What you need to do
Update everything from the first line down to the line with "dex-x-tick-label: 2025 xyxy=(735,566,771,602)", replacing "Trading Volume" with "Trade Volume" and keeping all else the same.

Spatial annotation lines
##########
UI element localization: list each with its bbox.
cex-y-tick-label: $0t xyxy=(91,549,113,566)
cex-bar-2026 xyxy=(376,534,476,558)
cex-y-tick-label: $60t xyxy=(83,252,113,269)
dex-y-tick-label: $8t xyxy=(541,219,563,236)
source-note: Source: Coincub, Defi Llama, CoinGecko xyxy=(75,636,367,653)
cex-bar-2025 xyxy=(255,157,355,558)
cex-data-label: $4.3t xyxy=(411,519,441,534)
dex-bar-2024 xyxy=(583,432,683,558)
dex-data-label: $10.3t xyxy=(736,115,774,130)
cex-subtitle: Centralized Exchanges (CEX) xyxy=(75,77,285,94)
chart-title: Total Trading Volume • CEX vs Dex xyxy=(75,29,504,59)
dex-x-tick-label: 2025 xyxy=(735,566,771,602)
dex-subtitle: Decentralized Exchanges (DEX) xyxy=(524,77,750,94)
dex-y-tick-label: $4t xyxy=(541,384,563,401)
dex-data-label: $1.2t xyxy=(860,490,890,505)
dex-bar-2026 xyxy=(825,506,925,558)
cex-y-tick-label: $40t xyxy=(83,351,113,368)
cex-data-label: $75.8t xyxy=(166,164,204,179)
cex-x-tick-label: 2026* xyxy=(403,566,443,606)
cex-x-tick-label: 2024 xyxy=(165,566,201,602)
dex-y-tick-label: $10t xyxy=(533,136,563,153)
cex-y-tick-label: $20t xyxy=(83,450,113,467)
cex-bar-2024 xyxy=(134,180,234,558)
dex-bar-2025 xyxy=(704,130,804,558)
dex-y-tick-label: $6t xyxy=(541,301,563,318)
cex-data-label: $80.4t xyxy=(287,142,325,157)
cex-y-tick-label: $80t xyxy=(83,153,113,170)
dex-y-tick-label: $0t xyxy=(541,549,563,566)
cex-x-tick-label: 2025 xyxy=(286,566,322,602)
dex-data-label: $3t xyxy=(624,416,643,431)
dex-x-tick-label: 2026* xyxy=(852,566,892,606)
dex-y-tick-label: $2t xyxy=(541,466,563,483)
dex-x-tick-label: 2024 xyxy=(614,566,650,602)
##########
Reply to the exercise
UI element localization: list each with its bbox.
cex-y-tick-label: $0t xyxy=(91,549,113,566)
cex-bar-2026 xyxy=(376,534,476,558)
cex-y-tick-label: $60t xyxy=(83,252,113,269)
dex-y-tick-label: $8t xyxy=(541,219,563,236)
source-note: Source: Coincub, Defi Llama, CoinGecko xyxy=(75,636,367,653)
cex-bar-2025 xyxy=(255,157,355,558)
cex-data-label: $4.3t xyxy=(411,519,441,534)
dex-bar-2024 xyxy=(583,432,683,558)
dex-data-label: $10.3t xyxy=(736,115,774,130)
cex-subtitle: Centralized Exchanges (CEX) xyxy=(75,77,285,94)
chart-title: Total Trade Volume • CEX vs Dex xyxy=(75,29,504,59)
dex-x-tick-label: 2025 xyxy=(735,566,771,602)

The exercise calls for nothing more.